PROBLEM TO SOLVE: Each line below should be quoted exactly, please.
** Begin RECORD EXCERPTS **
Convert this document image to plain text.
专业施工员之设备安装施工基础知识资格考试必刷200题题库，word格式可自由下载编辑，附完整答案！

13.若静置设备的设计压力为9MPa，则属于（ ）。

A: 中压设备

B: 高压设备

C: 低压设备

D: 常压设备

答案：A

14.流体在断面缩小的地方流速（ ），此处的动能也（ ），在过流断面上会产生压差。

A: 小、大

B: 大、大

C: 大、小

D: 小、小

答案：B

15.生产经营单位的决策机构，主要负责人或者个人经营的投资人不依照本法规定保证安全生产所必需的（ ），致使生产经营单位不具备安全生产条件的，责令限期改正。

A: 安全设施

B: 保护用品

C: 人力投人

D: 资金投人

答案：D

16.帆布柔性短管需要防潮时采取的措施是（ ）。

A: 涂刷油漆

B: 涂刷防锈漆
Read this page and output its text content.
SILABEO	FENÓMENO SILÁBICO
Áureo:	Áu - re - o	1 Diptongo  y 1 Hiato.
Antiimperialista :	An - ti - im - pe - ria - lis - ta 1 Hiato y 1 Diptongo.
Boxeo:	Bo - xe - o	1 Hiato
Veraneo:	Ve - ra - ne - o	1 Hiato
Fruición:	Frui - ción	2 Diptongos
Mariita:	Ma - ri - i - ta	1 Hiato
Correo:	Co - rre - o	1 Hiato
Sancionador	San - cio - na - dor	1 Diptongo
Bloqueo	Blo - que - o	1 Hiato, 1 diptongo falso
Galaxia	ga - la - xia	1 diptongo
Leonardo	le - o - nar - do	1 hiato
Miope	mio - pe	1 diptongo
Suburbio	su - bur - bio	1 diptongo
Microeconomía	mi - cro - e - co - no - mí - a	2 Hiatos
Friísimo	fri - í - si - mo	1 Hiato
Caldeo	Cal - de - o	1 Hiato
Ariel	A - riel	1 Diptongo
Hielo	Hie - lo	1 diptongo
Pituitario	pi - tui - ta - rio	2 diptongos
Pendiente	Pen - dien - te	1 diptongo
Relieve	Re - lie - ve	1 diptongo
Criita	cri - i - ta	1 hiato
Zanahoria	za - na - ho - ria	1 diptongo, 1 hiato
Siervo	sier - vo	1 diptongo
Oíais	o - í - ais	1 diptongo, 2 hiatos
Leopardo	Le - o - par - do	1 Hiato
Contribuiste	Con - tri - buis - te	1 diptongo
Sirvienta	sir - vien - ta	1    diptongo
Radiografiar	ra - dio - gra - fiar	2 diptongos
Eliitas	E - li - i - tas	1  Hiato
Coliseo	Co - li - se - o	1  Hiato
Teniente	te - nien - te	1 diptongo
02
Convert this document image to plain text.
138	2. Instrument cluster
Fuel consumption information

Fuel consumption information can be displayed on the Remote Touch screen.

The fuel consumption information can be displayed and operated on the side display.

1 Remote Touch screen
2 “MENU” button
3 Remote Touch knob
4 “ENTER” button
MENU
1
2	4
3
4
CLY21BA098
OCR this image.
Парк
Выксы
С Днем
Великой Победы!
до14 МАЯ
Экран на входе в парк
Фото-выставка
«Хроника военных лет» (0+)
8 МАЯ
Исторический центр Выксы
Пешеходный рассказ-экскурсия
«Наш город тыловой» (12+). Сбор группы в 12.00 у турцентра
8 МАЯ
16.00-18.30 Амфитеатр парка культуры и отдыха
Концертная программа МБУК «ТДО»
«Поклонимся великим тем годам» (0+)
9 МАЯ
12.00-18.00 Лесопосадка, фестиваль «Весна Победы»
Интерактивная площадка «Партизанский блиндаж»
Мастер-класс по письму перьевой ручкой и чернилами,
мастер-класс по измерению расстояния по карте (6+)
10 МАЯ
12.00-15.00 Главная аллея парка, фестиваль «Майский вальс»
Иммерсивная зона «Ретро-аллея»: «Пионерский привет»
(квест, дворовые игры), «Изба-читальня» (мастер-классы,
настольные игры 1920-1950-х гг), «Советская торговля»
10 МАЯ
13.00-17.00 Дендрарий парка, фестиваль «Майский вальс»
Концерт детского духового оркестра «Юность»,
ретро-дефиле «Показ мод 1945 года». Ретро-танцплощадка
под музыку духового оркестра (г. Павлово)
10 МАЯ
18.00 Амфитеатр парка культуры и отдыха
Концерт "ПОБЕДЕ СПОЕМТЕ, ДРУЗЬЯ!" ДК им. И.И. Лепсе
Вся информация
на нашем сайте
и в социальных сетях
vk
** End RECORD EXCERPTS **
TASK RESULT:
Convert this document image to plain text.
专业施工员之设备安装施工基础知识资格考试必刷200题题库，word格式可自由下载编辑，附完整答案！

13.若静置设备的设计压力为9MPa，则属于（ ）。

A: 中压设备

B: 高压设备

C: 低压设备

D: 常压设备

答案：A

14.流体在断面缩小的地方流速（ ），此处的动能也（ ），在过流断面上会产生压差。

A: 小、大

B: 大、大

C: 大、小

D: 小、小

答案：B

15.生产经营单位的决策机构，主要负责人或者个人经营的投资人不依照本法规定保证安全生产所必需的（ ），致使生产经营单位不具备安全生产条件的，责令限期改正。

A: 安全设施

B: 保护用品

C: 人力投人

D: 资金投人

答案：D

16.帆布柔性短管需要防潮时采取的措施是（ ）。

A: 涂刷油漆

B: 涂刷防锈漆
Read this page and output its text content.
SILABEO	FENÓMENO SILÁBICO
Áureo:	Áu - re - o	1 Diptongo  y 1 Hiato.
Antiimperialista :	An - ti - im - pe - ria - lis - ta 1 Hiato y 1 Diptongo.
Boxeo:	Bo - xe - o	1 Hiato
Veraneo:	Ve - ra - ne - o	1 Hiato
Fruición:	Frui - ción	2 Diptongos
Mariita:	Ma - ri - i - ta	1 Hiato
Correo:	Co - rre - o	1 Hiato
Sancionador	San - cio - na - dor	1 Diptongo
Bloqueo	Blo - que - o	1 Hiato, 1 diptongo falso
Galaxia	ga - la - xia	1 diptongo
Leonardo	le - o - nar - do	1 hiato
Miope	mio - pe	1 diptongo
Suburbio	su - bur - bio	1 diptongo
Microeconomía	mi - cro - e - co - no - mí - a	2 Hiatos
Friísimo	fri - í - si - mo	1 Hiato
Caldeo	Cal - de - o	1 Hiato
Ariel	A - riel	1 Diptongo
Hielo	Hie - lo	1 diptongo
Pituitario	pi - tui - ta - rio	2 diptongos
Pendiente	Pen - dien - te	1 diptongo
Relieve	Re - lie - ve	1 diptongo
Criita	cri - i - ta	1 hiato
Zanahoria	za - na - ho - ria	1 diptongo, 1 hiato
Siervo	sier - vo	1 diptongo
Oíais	o - í - ais	1 diptongo, 2 hiatos
Leopardo	Le - o - par - do	1 Hiato
Contribuiste	Con - tri - buis - te	1 diptongo
Sirvienta	sir - vien - ta	1    diptongo
Radiografiar	ra - dio - gra - fiar	2 diptongos
Eliitas	E - li - i - tas	1  Hiato
Coliseo	Co - li - se - o	1  Hiato
Teniente	te - nien - te	1 diptongo
02
Convert this document image to plain text.
138	2. Instrument cluster
Fuel consumption information

Fuel consumption information can be displayed on the Remote Touch screen.

The fuel consumption information can be displayed and operated on the side display.

1 Remote Touch screen
2 “MENU” button
3 Remote Touch knob
4 “ENTER” button
MENU
1
2	4
3
4
CLY21BA098
OCR this image.
Парк
Выксы
С Днем
Великой Победы!
до14 МАЯ
Экран на входе в парк
Фото-выставка
«Хроника военных лет» (0+)
8 МАЯ
Исторический центр Выксы
Пешеходный рассказ-экскурсия
«Наш город тыловой» (12+). Сбор группы в 12.00 у турцентра
8 МАЯ
16.00-18.30 Амфитеатр парка культуры и отдыха
Концертная программа МБУК «ТДО»
«Поклонимся великим тем годам» (0+)
9 МАЯ
12.00-18.00 Лесопосадка, фестиваль «Весна Победы»
Интерактивная площадка «Партизанский блиндаж»
Мастер-класс по письму перьевой ручкой и чернилами,
мастер-класс по измерению расстояния по карте (6+)
10 МАЯ
12.00-15.00 Главная аллея парка, фестиваль «Майский вальс»
Иммерсивная зона «Ретро-аллея»: «Пионерский привет»
(квест, дворовые игры), «Изба-читальня» (мастер-классы,
настольные игры 1920-1950-х гг), «Советская торговля»
10 МАЯ
13.00-17.00 Дендрарий парка, фестиваль «Майский вальс»
Концерт детского духового оркестра «Юность»,
ретро-дефиле «Показ мод 1945 года». Ретро-танцплощадка
под музыку духового оркестра (г. Павлово)
10 МАЯ
18.00 Амфитеатр парка культуры и отдыха
Концерт "ПОБЕДЕ СПОЕМТЕ, ДРУЗЬЯ!" ДК им. И.И. Лепсе
Вся информация
на нашем сайте
и в социальных сетях
vk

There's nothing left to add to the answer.